Print the entries in full, word for word, but not the pictures.

(Stored data)
------------------------------------
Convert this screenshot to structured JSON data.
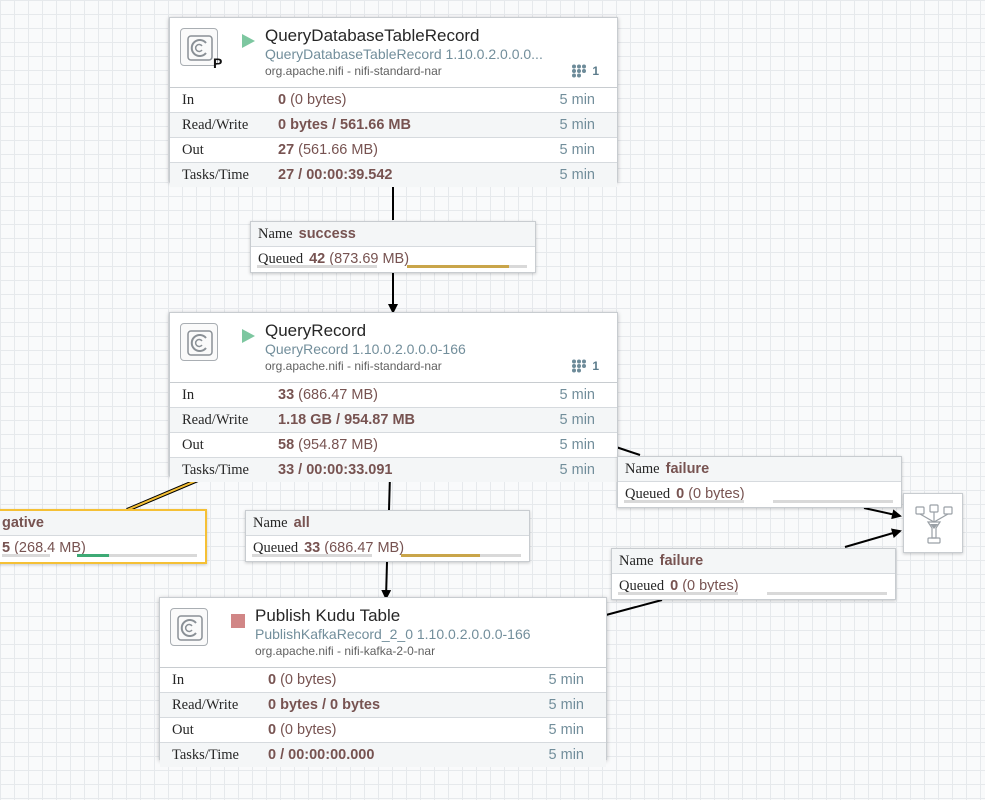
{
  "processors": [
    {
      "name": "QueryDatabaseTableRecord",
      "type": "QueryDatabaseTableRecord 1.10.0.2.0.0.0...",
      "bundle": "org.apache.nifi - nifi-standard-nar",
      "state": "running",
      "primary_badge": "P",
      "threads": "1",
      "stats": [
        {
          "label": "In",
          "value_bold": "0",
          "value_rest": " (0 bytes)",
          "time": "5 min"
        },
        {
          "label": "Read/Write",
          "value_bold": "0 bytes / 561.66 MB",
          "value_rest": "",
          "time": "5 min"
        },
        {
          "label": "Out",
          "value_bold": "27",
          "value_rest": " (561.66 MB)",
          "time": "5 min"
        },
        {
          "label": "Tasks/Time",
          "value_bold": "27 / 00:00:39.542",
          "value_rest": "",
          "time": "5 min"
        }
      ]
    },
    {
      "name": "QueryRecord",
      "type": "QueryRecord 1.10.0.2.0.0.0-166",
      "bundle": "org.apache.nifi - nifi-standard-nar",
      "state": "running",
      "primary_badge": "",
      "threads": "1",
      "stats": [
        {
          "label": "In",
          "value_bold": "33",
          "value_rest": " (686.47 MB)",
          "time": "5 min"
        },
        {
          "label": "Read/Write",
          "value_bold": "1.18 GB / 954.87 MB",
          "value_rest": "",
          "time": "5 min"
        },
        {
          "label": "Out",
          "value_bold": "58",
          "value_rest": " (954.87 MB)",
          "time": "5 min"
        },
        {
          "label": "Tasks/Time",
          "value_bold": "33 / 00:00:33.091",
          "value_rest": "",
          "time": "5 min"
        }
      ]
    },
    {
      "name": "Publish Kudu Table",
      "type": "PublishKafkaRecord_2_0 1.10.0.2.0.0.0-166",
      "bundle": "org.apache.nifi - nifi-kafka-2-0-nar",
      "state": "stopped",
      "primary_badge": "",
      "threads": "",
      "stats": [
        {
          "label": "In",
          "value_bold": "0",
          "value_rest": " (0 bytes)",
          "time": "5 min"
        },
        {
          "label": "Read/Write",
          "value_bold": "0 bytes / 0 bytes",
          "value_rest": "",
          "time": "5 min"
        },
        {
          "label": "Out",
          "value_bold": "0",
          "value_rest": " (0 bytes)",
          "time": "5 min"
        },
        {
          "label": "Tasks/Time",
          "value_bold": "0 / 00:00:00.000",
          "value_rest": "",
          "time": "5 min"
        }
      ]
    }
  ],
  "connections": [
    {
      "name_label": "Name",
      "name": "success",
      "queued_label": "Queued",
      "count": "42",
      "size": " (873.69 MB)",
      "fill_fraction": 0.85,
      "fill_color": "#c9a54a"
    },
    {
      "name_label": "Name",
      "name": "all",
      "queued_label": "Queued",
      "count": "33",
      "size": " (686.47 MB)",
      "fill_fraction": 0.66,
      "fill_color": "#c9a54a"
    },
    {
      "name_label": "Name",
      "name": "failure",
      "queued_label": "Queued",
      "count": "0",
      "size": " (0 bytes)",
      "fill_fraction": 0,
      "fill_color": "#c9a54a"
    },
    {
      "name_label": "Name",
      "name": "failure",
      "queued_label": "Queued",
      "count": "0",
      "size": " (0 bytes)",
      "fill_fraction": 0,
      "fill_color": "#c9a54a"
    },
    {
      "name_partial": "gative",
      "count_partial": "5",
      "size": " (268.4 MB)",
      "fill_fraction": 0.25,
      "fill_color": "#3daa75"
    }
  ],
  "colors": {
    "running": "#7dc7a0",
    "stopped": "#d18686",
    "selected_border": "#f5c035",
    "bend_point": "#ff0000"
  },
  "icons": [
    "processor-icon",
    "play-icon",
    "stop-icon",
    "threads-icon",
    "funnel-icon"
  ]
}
------------------------------------
_Worked answer_:
Convert this screenshot to structured JSON data.
{
  "processors": [
    {
      "name": "QueryDatabaseTableRecord",
      "type": "QueryDatabaseTableRecord 1.10.0.2.0.0.0...",
      "bundle": "org.apache.nifi - nifi-standard-nar",
      "state": "running",
      "primary_badge": "P",
      "threads": "1",
      "stats": [
        {
          "label": "In",
          "value_bold": "0",
          "value_rest": " (0 bytes)",
          "time": "5 min"
        },
        {
          "label": "Read/Write",
          "value_bold": "0 bytes / 561.66 MB",
          "value_rest": "",
          "time": "5 min"
        },
        {
          "label": "Out",
          "value_bold": "27",
          "value_rest": " (561.66 MB)",
          "time": "5 min"
        },
        {
          "label": "Tasks/Time",
          "value_bold": "27 / 00:00:39.542",
          "value_rest": "",
          "time": "5 min"
        }
      ]
    },
    {
      "name": "QueryRecord",
      "type": "QueryRecord 1.10.0.2.0.0.0-166",
      "bundle": "org.apache.nifi - nifi-standard-nar",
      "state": "running",
      "primary_badge": "",
      "threads": "1",
      "stats": [
        {
          "label": "In",
          "value_bold": "33",
          "value_rest": " (686.47 MB)",
          "time": "5 min"
        },
        {
          "label": "Read/Write",
          "value_bold": "1.18 GB / 954.87 MB",
          "value_rest": "",
          "time": "5 min"
        },
        {
          "label": "Out",
          "value_bold": "58",
          "value_rest": " (954.87 MB)",
          "time": "5 min"
        },
        {
          "label": "Tasks/Time",
          "value_bold": "33 / 00:00:33.091",
          "value_rest": "",
          "time": "5 min"
        }
      ]
    },
    {
      "name": "Publish Kudu Table",
      "type": "PublishKafkaRecord_2_0 1.10.0.2.0.0.0-166",
      "bundle": "org.apache.nifi - nifi-kafka-2-0-nar",
      "state": "stopped",
      "primary_badge": "",
      "threads": "",
      "stats": [
        {
          "label": "In",
          "value_bold": "0",
          "value_rest": " (0 bytes)",
          "time": "5 min"
        },
        {
          "label": "Read/Write",
          "value_bold": "0 bytes / 0 bytes",
          "value_rest": "",
          "time": "5 min"
        },
        {
          "label": "Out",
          "value_bold": "0",
          "value_rest": " (0 bytes)",
          "time": "5 min"
        },
        {
          "label": "Tasks/Time",
          "value_bold": "0 / 00:00:00.000",
          "value_rest": "",
          "time": "5 min"
        }
      ]
    }
  ],
  "connections": [
    {
      "name_label": "Name",
      "name": "success",
      "queued_label": "Queued",
      "count": "42",
      "size": " (873.69 MB)",
      "fill_fraction": 0.85,
      "fill_color": "#c9a54a"
    },
    {
      "name_label": "Name",
      "name": "all",
      "queued_label": "Queued",
      "count": "33",
      "size": " (686.47 MB)",
      "fill_fraction": 0.66,
      "fill_color": "#c9a54a"
    },
    {
      "name_label": "Name",
      "name": "failure",
      "queued_label": "Queued",
      "count": "0",
      "size": " (0 bytes)",
      "fill_fraction": 0,
      "fill_color": "#c9a54a"
    },
    {
      "name_label": "Name",
      "name": "failure",
      "queued_label": "Queued",
      "count": "0",
      "size": " (0 bytes)",
      "fill_fraction": 0,
      "fill_color": "#c9a54a"
    },
    {
      "name_partial": "gative",
      "count_partial": "5",
      "size": " (268.4 MB)",
      "fill_fraction": 0.25,
      "fill_color": "#3daa75"
    }
  ],
  "colors": {
    "running": "#7dc7a0",
    "stopped": "#d18686",
    "selected_border": "#f5c035",
    "bend_point": "#ff0000"
  },
  "icons": [
    "processor-icon",
    "play-icon",
    "stop-icon",
    "threads-icon",
    "funnel-icon"
  ]
}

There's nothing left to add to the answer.